● **Aim of the task**: Copy out the records in full, word for word, without pictures.

BEGIN Available records

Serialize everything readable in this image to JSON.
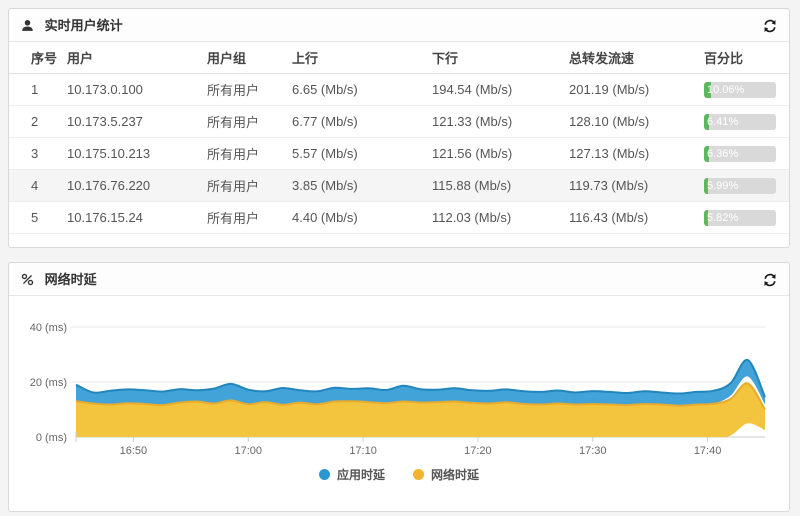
{
  "panels": {
    "users": {
      "title": "实时用户统计",
      "title_icon": "user-icon",
      "refresh_icon": "refresh-icon",
      "columns": [
        "序号",
        "用户",
        "用户组",
        "上行",
        "下行",
        "总转发流速",
        "百分比"
      ],
      "rows": [
        {
          "index": "1",
          "user": "10.173.0.100",
          "group": "所有用户",
          "up": "6.65 (Mb/s)",
          "down": "194.54 (Mb/s)",
          "total": "201.19 (Mb/s)",
          "percent": "10.06%",
          "percent_value": 10.06,
          "highlighted": false
        },
        {
          "index": "2",
          "user": "10.173.5.237",
          "group": "所有用户",
          "up": "6.77 (Mb/s)",
          "down": "121.33 (Mb/s)",
          "total": "128.10 (Mb/s)",
          "percent": "6.41%",
          "percent_value": 6.41,
          "highlighted": false
        },
        {
          "index": "3",
          "user": "10.175.10.213",
          "group": "所有用户",
          "up": "5.57 (Mb/s)",
          "down": "121.56 (Mb/s)",
          "total": "127.13 (Mb/s)",
          "percent": "6.36%",
          "percent_value": 6.36,
          "highlighted": false
        },
        {
          "index": "4",
          "user": "10.176.76.220",
          "group": "所有用户",
          "up": "3.85 (Mb/s)",
          "down": "115.88 (Mb/s)",
          "total": "119.73 (Mb/s)",
          "percent": "5.99%",
          "percent_value": 5.99,
          "highlighted": true
        },
        {
          "index": "5",
          "user": "10.176.15.24",
          "group": "所有用户",
          "up": "4.40 (Mb/s)",
          "down": "112.03 (Mb/s)",
          "total": "116.43 (Mb/s)",
          "percent": "5.82%",
          "percent_value": 5.82,
          "highlighted": false
        }
      ],
      "bar_colors": {
        "fill": "#5cb85c",
        "track": "#d9d9d9"
      }
    },
    "latency": {
      "title": "网络时延",
      "title_icon": "link-icon",
      "refresh_icon": "refresh-icon",
      "legend": [
        {
          "label": "应用时延",
          "color": "#2b97cf"
        },
        {
          "label": "网络时延",
          "color": "#f2b32e"
        }
      ]
    }
  },
  "chart_data": {
    "type": "area",
    "title": "网络时延",
    "xlabel": "",
    "ylabel": "(ms)",
    "ylabel_unit": "(ms)",
    "ylim": [
      0,
      44
    ],
    "y_ticks": [
      0,
      20,
      40
    ],
    "grid": true,
    "legend_position": "bottom",
    "x_range": [
      "16:45",
      "17:45"
    ],
    "x_tick_labels": [
      "16:50",
      "17:00",
      "17:10",
      "17:20",
      "17:30",
      "17:40"
    ],
    "x_tick_minutes": [
      5,
      15,
      25,
      35,
      45,
      55
    ],
    "x_minutes": [
      0,
      1.5,
      3,
      4.5,
      6,
      7.5,
      9,
      10.5,
      12,
      13.5,
      15,
      16.5,
      18,
      19.5,
      21,
      22.5,
      24,
      25.5,
      27,
      28.5,
      30,
      31.5,
      33,
      34.5,
      36,
      37.5,
      39,
      40.5,
      42,
      43.5,
      45,
      46.5,
      48,
      49.5,
      51,
      52.5,
      54,
      55.5,
      57,
      58.5,
      60
    ],
    "series": [
      {
        "name": "应用时延",
        "color": "#41a3d7",
        "stroke": "#2186be",
        "values": [
          19.0,
          16.2,
          16.8,
          17.3,
          17.0,
          16.5,
          17.4,
          17.0,
          17.6,
          19.3,
          17.2,
          16.6,
          17.8,
          17.0,
          16.6,
          17.9,
          17.5,
          17.7,
          17.1,
          18.6,
          17.4,
          17.2,
          17.7,
          17.0,
          16.8,
          17.3,
          16.6,
          16.4,
          16.9,
          16.2,
          16.7,
          16.4,
          16.0,
          16.6,
          16.2,
          15.8,
          16.4,
          16.8,
          19.5,
          28.0,
          14.5
        ],
        "lower": [
          13.0,
          12.2,
          11.8,
          12.3,
          12.0,
          11.6,
          12.5,
          12.9,
          12.2,
          13.3,
          11.9,
          12.7,
          11.7,
          12.5,
          11.9,
          12.9,
          13.0,
          12.7,
          12.3,
          12.9,
          12.5,
          12.7,
          12.9,
          12.4,
          12.2,
          12.6,
          12.0,
          11.8,
          12.2,
          11.8,
          12.0,
          11.8,
          11.6,
          12.0,
          11.8,
          11.4,
          11.8,
          12.1,
          15.0,
          22.0,
          11.8
        ]
      },
      {
        "name": "网络时延",
        "color": "#f3c43e",
        "stroke": "#e8ab2d",
        "values": [
          13.0,
          12.2,
          11.8,
          12.3,
          12.0,
          11.6,
          12.5,
          12.9,
          12.2,
          13.3,
          11.9,
          12.7,
          11.7,
          12.5,
          11.9,
          12.9,
          13.0,
          12.7,
          12.3,
          12.9,
          12.5,
          12.7,
          12.9,
          12.4,
          12.2,
          12.6,
          12.0,
          11.8,
          12.2,
          11.8,
          12.0,
          11.8,
          11.6,
          12.0,
          11.8,
          11.4,
          11.8,
          12.1,
          13.8,
          19.5,
          10.0
        ],
        "lower": [
          0,
          0,
          0,
          0,
          0,
          0,
          0,
          0,
          0,
          0,
          0,
          0,
          0,
          0,
          0,
          0,
          0,
          0,
          0,
          0,
          0,
          0,
          0,
          0,
          0,
          0,
          0,
          0,
          0,
          0,
          0,
          0,
          0,
          0,
          0,
          0,
          0,
          0,
          0.5,
          5.0,
          2.5
        ]
      }
    ]
  }
}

END Available records

● **Expected answer**:
Serialize everything readable in this image to JSON.
{
  "panels": {
    "users": {
      "title": "实时用户统计",
      "title_icon": "user-icon",
      "refresh_icon": "refresh-icon",
      "columns": [
        "序号",
        "用户",
        "用户组",
        "上行",
        "下行",
        "总转发流速",
        "百分比"
      ],
      "rows": [
        {
          "index": "1",
          "user": "10.173.0.100",
          "group": "所有用户",
          "up": "6.65 (Mb/s)",
          "down": "194.54 (Mb/s)",
          "total": "201.19 (Mb/s)",
          "percent": "10.06%",
          "percent_value": 10.06,
          "highlighted": false
        },
        {
          "index": "2",
          "user": "10.173.5.237",
          "group": "所有用户",
          "up": "6.77 (Mb/s)",
          "down": "121.33 (Mb/s)",
          "total": "128.10 (Mb/s)",
          "percent": "6.41%",
          "percent_value": 6.41,
          "highlighted": false
        },
        {
          "index": "3",
          "user": "10.175.10.213",
          "group": "所有用户",
          "up": "5.57 (Mb/s)",
          "down": "121.56 (Mb/s)",
          "total": "127.13 (Mb/s)",
          "percent": "6.36%",
          "percent_value": 6.36,
          "highlighted": false
        },
        {
          "index": "4",
          "user": "10.176.76.220",
          "group": "所有用户",
          "up": "3.85 (Mb/s)",
          "down": "115.88 (Mb/s)",
          "total": "119.73 (Mb/s)",
          "percent": "5.99%",
          "percent_value": 5.99,
          "highlighted": true
        },
        {
          "index": "5",
          "user": "10.176.15.24",
          "group": "所有用户",
          "up": "4.40 (Mb/s)",
          "down": "112.03 (Mb/s)",
          "total": "116.43 (Mb/s)",
          "percent": "5.82%",
          "percent_value": 5.82,
          "highlighted": false
        }
      ],
      "bar_colors": {
        "fill": "#5cb85c",
        "track": "#d9d9d9"
      }
    },
    "latency": {
      "title": "网络时延",
      "title_icon": "link-icon",
      "refresh_icon": "refresh-icon",
      "legend": [
        {
          "label": "应用时延",
          "color": "#2b97cf"
        },
        {
          "label": "网络时延",
          "color": "#f2b32e"
        }
      ]
    }
  },
  "chart_data": {
    "type": "area",
    "title": "网络时延",
    "xlabel": "",
    "ylabel": "(ms)",
    "ylabel_unit": "(ms)",
    "ylim": [
      0,
      44
    ],
    "y_ticks": [
      0,
      20,
      40
    ],
    "grid": true,
    "legend_position": "bottom",
    "x_range": [
      "16:45",
      "17:45"
    ],
    "x_tick_labels": [
      "16:50",
      "17:00",
      "17:10",
      "17:20",
      "17:30",
      "17:40"
    ],
    "x_tick_minutes": [
      5,
      15,
      25,
      35,
      45,
      55
    ],
    "x_minutes": [
      0,
      1.5,
      3,
      4.5,
      6,
      7.5,
      9,
      10.5,
      12,
      13.5,
      15,
      16.5,
      18,
      19.5,
      21,
      22.5,
      24,
      25.5,
      27,
      28.5,
      30,
      31.5,
      33,
      34.5,
      36,
      37.5,
      39,
      40.5,
      42,
      43.5,
      45,
      46.5,
      48,
      49.5,
      51,
      52.5,
      54,
      55.5,
      57,
      58.5,
      60
    ],
    "series": [
      {
        "name": "应用时延",
        "color": "#41a3d7",
        "stroke": "#2186be",
        "values": [
          19.0,
          16.2,
          16.8,
          17.3,
          17.0,
          16.5,
          17.4,
          17.0,
          17.6,
          19.3,
          17.2,
          16.6,
          17.8,
          17.0,
          16.6,
          17.9,
          17.5,
          17.7,
          17.1,
          18.6,
          17.4,
          17.2,
          17.7,
          17.0,
          16.8,
          17.3,
          16.6,
          16.4,
          16.9,
          16.2,
          16.7,
          16.4,
          16.0,
          16.6,
          16.2,
          15.8,
          16.4,
          16.8,
          19.5,
          28.0,
          14.5
        ],
        "lower": [
          13.0,
          12.2,
          11.8,
          12.3,
          12.0,
          11.6,
          12.5,
          12.9,
          12.2,
          13.3,
          11.9,
          12.7,
          11.7,
          12.5,
          11.9,
          12.9,
          13.0,
          12.7,
          12.3,
          12.9,
          12.5,
          12.7,
          12.9,
          12.4,
          12.2,
          12.6,
          12.0,
          11.8,
          12.2,
          11.8,
          12.0,
          11.8,
          11.6,
          12.0,
          11.8,
          11.4,
          11.8,
          12.1,
          15.0,
          22.0,
          11.8
        ]
      },
      {
        "name": "网络时延",
        "color": "#f3c43e",
        "stroke": "#e8ab2d",
        "values": [
          13.0,
          12.2,
          11.8,
          12.3,
          12.0,
          11.6,
          12.5,
          12.9,
          12.2,
          13.3,
          11.9,
          12.7,
          11.7,
          12.5,
          11.9,
          12.9,
          13.0,
          12.7,
          12.3,
          12.9,
          12.5,
          12.7,
          12.9,
          12.4,
          12.2,
          12.6,
          12.0,
          11.8,
          12.2,
          11.8,
          12.0,
          11.8,
          11.6,
          12.0,
          11.8,
          11.4,
          11.8,
          12.1,
          13.8,
          19.5,
          10.0
        ],
        "lower": [
          0,
          0,
          0,
          0,
          0,
          0,
          0,
          0,
          0,
          0,
          0,
          0,
          0,
          0,
          0,
          0,
          0,
          0,
          0,
          0,
          0,
          0,
          0,
          0,
          0,
          0,
          0,
          0,
          0,
          0,
          0,
          0,
          0,
          0,
          0,
          0,
          0,
          0,
          0.5,
          5.0,
          2.5
        ]
      }
    ]
  }
}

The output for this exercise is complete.